Stored data

○ ○ ○ ○

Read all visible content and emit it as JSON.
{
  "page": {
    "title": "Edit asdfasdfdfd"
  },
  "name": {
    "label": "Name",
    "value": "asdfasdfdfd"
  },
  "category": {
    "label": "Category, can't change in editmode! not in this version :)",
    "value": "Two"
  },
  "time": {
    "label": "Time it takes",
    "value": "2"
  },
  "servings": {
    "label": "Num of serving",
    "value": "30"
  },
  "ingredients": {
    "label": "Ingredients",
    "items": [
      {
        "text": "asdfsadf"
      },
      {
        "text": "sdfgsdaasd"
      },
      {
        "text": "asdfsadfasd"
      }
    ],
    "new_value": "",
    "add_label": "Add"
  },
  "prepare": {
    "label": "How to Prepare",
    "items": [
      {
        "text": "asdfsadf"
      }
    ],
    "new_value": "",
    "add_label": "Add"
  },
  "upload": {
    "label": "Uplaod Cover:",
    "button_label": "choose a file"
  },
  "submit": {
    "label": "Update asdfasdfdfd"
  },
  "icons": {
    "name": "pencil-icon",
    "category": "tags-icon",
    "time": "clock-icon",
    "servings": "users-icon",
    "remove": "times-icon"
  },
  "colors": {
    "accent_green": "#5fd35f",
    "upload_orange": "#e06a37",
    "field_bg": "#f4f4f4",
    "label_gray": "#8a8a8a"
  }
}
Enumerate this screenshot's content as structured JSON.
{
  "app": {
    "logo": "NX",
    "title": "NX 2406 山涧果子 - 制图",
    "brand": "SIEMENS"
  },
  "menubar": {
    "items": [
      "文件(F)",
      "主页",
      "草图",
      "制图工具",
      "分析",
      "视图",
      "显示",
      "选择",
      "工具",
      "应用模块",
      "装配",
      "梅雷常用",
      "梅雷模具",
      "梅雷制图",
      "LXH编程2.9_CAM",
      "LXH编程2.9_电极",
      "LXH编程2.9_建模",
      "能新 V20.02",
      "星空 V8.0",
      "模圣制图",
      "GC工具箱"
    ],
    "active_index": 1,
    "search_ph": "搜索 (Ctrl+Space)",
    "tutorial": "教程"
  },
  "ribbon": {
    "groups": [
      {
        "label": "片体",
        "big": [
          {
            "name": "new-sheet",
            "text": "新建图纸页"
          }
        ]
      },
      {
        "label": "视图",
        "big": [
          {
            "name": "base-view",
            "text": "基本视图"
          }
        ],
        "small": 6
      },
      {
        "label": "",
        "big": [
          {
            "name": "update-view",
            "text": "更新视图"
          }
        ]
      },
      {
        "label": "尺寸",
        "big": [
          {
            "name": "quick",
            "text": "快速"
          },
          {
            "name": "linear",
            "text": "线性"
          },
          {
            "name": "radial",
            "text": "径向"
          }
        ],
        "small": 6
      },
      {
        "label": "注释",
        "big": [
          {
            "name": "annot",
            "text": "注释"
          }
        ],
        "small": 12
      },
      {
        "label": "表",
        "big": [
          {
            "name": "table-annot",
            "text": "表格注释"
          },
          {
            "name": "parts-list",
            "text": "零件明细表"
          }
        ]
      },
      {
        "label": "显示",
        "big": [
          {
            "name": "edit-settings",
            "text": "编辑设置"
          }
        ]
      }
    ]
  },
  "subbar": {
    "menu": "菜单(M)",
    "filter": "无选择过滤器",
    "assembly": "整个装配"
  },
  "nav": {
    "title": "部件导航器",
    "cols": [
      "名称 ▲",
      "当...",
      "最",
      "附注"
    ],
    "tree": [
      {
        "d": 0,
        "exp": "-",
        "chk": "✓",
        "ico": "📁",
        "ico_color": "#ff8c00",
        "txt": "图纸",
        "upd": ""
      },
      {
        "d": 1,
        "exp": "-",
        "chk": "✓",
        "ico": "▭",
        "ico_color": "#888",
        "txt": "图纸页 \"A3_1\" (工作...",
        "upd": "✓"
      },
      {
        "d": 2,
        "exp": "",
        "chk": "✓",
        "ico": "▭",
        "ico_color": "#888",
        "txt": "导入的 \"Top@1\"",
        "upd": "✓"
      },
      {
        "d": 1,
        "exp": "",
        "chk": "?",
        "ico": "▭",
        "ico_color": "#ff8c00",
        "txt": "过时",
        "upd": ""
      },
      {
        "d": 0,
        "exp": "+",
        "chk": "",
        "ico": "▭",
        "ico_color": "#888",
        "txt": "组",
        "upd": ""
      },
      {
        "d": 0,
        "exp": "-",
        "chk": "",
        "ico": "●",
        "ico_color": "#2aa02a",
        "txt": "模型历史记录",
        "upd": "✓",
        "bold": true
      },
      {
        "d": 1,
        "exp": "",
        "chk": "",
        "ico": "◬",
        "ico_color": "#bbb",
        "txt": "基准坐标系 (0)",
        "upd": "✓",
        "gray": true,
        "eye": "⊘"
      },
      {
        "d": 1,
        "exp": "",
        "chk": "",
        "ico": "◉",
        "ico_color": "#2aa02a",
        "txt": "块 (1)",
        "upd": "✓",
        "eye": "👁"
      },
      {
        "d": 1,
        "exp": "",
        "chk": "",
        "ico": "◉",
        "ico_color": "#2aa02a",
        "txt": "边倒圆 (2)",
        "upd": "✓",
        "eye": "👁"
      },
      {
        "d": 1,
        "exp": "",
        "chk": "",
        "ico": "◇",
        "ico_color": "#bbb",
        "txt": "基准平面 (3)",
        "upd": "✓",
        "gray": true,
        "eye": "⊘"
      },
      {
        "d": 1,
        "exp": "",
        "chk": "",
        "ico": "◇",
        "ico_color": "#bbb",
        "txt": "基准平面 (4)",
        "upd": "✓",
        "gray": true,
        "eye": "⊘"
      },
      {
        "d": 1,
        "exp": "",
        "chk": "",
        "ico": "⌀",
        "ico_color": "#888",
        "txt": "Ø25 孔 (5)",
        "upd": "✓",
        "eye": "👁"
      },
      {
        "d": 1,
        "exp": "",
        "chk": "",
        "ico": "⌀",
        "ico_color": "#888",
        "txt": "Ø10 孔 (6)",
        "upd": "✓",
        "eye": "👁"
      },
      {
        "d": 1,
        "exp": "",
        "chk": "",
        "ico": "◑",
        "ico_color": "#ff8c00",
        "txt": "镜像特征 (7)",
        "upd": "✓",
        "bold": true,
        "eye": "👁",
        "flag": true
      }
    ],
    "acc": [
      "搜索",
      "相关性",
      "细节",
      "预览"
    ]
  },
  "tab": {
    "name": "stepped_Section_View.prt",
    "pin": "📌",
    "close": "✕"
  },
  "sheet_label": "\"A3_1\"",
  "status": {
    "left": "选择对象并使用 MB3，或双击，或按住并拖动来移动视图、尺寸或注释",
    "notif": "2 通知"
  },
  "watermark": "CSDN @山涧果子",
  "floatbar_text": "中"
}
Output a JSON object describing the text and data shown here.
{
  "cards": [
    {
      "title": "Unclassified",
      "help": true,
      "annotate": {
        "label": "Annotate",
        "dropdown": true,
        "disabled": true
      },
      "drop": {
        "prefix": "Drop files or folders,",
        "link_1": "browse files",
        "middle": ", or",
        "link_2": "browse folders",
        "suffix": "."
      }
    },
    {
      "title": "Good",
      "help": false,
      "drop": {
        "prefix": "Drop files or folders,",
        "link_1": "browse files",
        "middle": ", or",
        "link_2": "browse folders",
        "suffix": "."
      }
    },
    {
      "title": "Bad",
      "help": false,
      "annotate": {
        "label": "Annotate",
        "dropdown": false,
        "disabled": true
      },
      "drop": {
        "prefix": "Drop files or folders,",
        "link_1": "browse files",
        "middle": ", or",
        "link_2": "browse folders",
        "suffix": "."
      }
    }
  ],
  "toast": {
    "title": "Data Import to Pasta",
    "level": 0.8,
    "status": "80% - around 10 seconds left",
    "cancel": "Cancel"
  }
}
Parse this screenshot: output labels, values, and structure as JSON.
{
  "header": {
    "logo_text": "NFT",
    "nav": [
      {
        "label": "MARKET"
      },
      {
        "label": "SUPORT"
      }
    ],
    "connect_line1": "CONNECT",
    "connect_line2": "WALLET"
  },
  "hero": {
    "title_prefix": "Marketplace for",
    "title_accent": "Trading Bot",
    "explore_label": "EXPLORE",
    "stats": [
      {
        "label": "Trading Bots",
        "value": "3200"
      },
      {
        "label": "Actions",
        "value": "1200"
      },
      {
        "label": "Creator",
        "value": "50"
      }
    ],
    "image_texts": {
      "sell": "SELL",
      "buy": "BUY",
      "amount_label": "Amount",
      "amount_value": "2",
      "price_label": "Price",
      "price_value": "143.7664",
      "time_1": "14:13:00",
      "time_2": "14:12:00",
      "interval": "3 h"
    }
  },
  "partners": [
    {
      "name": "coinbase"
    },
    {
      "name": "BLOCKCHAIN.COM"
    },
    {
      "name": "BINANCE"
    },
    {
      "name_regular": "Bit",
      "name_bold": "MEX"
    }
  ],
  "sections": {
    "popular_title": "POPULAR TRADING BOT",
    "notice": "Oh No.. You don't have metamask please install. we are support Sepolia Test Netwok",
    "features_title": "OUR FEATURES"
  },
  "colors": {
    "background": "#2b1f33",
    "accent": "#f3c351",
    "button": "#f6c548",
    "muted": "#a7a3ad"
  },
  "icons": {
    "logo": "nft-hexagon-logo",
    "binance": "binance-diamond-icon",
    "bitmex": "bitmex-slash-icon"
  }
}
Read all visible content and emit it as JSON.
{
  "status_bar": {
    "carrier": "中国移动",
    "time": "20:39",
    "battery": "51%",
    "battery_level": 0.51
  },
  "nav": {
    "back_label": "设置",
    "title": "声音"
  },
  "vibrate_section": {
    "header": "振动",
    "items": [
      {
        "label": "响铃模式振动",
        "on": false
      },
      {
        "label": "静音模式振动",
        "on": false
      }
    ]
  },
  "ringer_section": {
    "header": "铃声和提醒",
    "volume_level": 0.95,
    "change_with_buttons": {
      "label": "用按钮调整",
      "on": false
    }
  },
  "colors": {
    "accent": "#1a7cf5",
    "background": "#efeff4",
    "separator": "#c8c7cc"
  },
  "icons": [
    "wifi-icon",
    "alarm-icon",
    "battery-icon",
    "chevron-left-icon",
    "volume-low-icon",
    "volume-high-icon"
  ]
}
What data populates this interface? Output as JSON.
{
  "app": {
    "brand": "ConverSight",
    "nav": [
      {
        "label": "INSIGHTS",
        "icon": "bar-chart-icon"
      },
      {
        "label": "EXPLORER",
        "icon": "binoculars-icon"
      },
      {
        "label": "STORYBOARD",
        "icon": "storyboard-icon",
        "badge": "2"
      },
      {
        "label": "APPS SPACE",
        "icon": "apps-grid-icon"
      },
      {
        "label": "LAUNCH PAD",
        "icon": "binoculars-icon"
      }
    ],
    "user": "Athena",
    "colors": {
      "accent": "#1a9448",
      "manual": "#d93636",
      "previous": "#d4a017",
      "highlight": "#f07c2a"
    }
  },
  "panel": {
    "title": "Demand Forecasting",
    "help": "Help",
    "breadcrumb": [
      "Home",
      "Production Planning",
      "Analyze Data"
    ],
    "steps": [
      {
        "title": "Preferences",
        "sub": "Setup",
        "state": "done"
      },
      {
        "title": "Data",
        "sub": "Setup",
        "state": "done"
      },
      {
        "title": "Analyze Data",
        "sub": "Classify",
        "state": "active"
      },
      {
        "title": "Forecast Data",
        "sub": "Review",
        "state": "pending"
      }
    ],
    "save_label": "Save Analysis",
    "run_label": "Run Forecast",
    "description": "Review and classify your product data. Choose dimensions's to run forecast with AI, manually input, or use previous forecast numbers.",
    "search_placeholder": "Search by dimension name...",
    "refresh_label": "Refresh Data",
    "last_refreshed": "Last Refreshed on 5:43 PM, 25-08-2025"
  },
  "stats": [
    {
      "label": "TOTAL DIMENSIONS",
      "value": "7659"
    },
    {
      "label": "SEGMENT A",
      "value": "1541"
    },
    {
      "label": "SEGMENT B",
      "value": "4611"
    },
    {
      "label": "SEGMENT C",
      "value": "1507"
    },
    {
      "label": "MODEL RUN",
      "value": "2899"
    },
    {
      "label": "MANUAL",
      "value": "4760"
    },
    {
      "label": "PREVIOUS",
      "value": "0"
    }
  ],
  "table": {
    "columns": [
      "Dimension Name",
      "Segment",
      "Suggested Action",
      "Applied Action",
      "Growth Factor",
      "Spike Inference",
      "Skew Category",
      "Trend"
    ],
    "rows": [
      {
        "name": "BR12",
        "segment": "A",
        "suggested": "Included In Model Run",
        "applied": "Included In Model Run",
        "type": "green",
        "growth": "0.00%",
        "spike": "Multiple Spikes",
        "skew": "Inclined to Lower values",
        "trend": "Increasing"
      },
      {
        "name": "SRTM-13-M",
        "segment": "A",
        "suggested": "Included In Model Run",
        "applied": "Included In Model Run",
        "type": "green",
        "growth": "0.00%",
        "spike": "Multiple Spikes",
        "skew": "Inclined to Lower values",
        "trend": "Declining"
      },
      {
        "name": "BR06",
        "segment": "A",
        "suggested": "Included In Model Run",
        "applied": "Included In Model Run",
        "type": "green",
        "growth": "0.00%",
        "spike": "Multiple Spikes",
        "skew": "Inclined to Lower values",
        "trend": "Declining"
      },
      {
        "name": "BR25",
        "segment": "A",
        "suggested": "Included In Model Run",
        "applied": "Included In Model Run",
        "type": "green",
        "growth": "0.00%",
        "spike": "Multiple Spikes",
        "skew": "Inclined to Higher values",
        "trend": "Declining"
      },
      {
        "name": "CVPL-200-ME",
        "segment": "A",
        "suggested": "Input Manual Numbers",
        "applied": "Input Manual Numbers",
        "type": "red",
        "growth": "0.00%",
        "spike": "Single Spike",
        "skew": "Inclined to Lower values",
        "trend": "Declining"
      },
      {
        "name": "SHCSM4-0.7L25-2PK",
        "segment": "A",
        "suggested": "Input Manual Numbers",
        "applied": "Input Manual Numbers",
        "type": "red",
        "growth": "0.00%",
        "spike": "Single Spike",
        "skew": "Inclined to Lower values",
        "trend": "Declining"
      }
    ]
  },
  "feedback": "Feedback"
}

○ ○ ○ ○

→ **Given task**: Pick out lines containing the word "background", each one as written.

→ **Final result**:
    "background": "#2b1f33",
    "background": "#efeff4",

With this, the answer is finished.